Information supplied:

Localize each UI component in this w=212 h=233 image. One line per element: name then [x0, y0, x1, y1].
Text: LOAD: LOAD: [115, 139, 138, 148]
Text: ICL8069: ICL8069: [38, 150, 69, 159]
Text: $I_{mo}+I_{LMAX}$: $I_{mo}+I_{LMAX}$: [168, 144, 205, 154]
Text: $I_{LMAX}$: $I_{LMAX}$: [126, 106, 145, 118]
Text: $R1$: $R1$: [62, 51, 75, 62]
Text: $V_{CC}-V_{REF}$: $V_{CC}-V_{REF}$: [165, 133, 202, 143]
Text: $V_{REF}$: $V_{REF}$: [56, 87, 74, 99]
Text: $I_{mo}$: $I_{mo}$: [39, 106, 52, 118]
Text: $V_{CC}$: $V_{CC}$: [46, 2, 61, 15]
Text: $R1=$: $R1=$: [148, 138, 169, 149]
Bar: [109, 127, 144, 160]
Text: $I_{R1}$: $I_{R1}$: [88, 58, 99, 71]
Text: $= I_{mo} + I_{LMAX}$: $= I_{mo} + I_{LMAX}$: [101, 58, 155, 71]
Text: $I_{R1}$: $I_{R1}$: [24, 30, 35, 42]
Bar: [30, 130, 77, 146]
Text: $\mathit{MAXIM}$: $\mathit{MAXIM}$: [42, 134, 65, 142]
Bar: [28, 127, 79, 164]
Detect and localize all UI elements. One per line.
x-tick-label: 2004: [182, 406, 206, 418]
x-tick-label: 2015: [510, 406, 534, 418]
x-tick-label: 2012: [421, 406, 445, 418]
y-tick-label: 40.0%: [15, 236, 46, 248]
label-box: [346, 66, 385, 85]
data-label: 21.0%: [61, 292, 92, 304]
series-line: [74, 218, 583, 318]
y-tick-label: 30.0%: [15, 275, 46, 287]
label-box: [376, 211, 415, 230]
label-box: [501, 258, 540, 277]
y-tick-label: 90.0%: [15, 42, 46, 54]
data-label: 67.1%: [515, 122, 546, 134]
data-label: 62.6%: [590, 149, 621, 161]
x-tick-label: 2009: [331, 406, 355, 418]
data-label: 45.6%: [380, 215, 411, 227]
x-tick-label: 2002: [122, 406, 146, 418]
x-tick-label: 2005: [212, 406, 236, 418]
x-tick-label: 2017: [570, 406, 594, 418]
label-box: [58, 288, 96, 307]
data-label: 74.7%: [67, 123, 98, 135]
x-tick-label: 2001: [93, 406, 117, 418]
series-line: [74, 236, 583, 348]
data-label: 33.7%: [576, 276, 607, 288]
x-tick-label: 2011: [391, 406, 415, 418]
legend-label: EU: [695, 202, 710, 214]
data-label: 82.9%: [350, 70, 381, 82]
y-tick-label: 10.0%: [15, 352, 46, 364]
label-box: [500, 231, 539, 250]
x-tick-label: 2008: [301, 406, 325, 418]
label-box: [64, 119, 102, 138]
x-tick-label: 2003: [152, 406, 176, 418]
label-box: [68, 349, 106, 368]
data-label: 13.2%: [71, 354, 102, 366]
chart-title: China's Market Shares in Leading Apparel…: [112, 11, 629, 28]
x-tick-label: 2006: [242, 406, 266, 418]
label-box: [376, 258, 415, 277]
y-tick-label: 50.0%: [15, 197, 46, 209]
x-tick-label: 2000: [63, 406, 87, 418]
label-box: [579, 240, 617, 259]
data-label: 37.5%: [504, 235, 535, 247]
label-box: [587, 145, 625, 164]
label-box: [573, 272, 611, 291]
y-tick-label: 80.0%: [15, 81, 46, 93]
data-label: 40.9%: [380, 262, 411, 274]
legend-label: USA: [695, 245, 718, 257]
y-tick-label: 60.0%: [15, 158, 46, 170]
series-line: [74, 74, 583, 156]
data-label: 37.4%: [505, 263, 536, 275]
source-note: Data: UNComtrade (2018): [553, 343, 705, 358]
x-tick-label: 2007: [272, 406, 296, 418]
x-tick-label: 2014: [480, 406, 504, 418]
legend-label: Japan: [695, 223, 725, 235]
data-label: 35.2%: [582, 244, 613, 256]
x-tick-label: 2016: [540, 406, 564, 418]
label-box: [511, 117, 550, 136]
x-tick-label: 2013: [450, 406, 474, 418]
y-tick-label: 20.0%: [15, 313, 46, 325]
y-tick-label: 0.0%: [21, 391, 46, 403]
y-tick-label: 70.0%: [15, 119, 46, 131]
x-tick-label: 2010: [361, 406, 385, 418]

Directions:
Copy the entries from the first line up to and including the line with "106, 52, 118]", swapping "LOAD" for "OUTPUT" wherever it occurs and leaving everything else unchanged. Include no other lines.

Response to the exercise:
Localize each UI component in this w=212 h=233 image. One line per element: name then [x0, y0, x1, y1].
Text: OUTPUT: OUTPUT: [115, 139, 138, 148]
Text: ICL8069: ICL8069: [38, 150, 69, 159]
Text: $I_{mo}+I_{LMAX}$: $I_{mo}+I_{LMAX}$: [168, 144, 205, 154]
Text: $I_{LMAX}$: $I_{LMAX}$: [126, 106, 145, 118]
Text: $R1$: $R1$: [62, 51, 75, 62]
Text: $V_{CC}-V_{REF}$: $V_{CC}-V_{REF}$: [165, 133, 202, 143]
Text: $V_{REF}$: $V_{REF}$: [56, 87, 74, 99]
Text: $I_{mo}$: $I_{mo}$: [39, 106, 52, 118]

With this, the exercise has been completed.